◆ Given exercise
Collect the lines of the entries where "xlabel" shows up.

Dataset entries on figures
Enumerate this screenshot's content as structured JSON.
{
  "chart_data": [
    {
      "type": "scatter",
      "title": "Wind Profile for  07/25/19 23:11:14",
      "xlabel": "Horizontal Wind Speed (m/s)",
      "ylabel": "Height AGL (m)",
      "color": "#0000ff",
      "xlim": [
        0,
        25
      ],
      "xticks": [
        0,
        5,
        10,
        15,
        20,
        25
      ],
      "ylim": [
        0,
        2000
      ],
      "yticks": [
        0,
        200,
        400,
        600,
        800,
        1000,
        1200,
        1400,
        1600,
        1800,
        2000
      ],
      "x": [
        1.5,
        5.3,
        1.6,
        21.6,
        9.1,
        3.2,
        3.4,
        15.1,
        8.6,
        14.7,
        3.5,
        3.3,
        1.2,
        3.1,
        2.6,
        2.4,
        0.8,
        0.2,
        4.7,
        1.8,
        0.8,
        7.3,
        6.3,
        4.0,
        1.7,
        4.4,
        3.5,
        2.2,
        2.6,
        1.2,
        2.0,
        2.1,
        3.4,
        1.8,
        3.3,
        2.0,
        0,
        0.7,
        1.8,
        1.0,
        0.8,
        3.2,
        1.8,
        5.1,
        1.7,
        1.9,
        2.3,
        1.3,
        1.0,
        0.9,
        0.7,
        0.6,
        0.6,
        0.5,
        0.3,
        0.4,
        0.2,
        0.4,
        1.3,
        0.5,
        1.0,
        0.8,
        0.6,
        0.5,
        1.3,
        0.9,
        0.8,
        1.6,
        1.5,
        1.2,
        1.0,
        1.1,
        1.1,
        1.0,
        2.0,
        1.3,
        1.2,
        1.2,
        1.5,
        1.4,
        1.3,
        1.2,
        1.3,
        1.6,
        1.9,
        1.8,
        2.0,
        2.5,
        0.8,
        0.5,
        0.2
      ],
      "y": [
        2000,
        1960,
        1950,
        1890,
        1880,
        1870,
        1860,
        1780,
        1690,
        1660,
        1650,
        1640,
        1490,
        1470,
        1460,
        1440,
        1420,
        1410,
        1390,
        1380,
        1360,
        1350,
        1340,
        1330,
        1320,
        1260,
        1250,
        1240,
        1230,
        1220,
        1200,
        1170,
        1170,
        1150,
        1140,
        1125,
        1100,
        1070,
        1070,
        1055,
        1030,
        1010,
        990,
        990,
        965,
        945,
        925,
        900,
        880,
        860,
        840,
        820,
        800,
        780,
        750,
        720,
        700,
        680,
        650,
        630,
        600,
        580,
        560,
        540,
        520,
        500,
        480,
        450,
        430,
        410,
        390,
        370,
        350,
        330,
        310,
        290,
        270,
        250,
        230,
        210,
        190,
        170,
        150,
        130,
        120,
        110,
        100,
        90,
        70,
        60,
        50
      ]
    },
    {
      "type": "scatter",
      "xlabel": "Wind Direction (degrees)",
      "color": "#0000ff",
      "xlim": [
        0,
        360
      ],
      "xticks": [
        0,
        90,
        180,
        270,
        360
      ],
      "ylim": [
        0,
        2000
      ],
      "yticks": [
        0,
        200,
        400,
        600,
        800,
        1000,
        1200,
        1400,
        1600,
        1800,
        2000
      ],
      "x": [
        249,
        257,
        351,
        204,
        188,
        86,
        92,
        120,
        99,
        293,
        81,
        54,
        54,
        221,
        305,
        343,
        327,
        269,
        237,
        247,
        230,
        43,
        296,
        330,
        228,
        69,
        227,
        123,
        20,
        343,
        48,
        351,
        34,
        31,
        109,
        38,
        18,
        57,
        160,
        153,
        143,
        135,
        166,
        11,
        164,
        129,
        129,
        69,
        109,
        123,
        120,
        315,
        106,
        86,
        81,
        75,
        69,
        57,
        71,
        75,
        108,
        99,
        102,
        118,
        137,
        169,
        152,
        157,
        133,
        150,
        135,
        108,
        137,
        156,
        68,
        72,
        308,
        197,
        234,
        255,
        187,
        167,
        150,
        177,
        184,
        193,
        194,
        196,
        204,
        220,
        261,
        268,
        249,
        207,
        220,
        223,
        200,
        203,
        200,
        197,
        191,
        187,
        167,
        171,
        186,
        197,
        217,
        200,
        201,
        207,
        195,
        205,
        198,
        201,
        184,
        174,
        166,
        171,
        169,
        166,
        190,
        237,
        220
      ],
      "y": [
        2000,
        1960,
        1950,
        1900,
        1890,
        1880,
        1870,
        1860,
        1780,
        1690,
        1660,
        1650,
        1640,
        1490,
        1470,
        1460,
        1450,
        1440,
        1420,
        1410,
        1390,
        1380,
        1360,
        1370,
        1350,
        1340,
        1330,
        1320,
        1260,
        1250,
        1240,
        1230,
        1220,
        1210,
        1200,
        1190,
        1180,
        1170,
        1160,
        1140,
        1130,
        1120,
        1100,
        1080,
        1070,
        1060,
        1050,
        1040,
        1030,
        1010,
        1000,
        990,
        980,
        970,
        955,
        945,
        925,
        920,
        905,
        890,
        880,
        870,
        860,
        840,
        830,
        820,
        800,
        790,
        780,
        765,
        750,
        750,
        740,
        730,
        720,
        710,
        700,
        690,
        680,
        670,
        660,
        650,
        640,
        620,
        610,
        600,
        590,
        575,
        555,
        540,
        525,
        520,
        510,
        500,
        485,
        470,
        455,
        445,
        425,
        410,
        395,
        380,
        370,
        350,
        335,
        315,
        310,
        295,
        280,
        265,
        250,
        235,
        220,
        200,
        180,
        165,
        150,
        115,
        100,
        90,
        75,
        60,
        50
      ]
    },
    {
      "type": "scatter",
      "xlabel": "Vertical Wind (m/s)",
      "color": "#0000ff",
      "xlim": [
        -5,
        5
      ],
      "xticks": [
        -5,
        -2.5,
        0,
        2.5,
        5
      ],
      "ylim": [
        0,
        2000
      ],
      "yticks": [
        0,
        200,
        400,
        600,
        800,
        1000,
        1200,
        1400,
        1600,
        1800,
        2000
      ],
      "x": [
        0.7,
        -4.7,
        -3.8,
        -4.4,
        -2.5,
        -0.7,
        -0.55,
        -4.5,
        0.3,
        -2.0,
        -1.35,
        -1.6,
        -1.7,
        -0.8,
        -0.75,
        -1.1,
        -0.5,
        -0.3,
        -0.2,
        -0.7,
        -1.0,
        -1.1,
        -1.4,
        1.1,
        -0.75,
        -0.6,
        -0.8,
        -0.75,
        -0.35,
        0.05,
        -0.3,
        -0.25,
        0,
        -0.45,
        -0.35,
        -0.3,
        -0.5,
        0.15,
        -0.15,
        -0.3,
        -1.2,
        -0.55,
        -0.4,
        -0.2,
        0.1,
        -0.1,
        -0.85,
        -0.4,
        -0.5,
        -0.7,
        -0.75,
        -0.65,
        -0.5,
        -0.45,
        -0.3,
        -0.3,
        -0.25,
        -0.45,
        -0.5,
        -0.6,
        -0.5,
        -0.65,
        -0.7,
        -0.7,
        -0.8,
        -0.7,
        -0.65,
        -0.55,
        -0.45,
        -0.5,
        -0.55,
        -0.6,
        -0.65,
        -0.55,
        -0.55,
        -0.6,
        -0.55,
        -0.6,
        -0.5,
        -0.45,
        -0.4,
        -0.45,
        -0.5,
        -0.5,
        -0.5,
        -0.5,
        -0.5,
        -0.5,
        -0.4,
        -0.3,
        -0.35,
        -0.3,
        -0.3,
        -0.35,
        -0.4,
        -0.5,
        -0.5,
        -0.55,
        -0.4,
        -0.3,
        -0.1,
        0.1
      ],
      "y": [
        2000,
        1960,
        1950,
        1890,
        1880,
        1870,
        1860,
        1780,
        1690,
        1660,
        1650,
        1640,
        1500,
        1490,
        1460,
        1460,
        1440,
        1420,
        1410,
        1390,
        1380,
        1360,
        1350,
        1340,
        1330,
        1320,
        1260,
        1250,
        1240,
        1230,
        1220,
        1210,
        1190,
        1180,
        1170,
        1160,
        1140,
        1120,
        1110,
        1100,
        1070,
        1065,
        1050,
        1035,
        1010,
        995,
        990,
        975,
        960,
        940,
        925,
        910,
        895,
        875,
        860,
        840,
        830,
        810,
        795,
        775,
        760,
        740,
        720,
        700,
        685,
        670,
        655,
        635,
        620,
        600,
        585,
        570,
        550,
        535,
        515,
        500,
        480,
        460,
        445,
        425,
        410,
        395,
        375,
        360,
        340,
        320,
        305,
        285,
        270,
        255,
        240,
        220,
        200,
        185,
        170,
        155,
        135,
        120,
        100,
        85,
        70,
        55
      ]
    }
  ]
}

◆ Result for this task
      "xlabel": "Horizontal Wind Speed (m/s)",
      "xlabel": "Wind Direction (degrees)",
      "xlabel": "Vertical Wind (m/s)",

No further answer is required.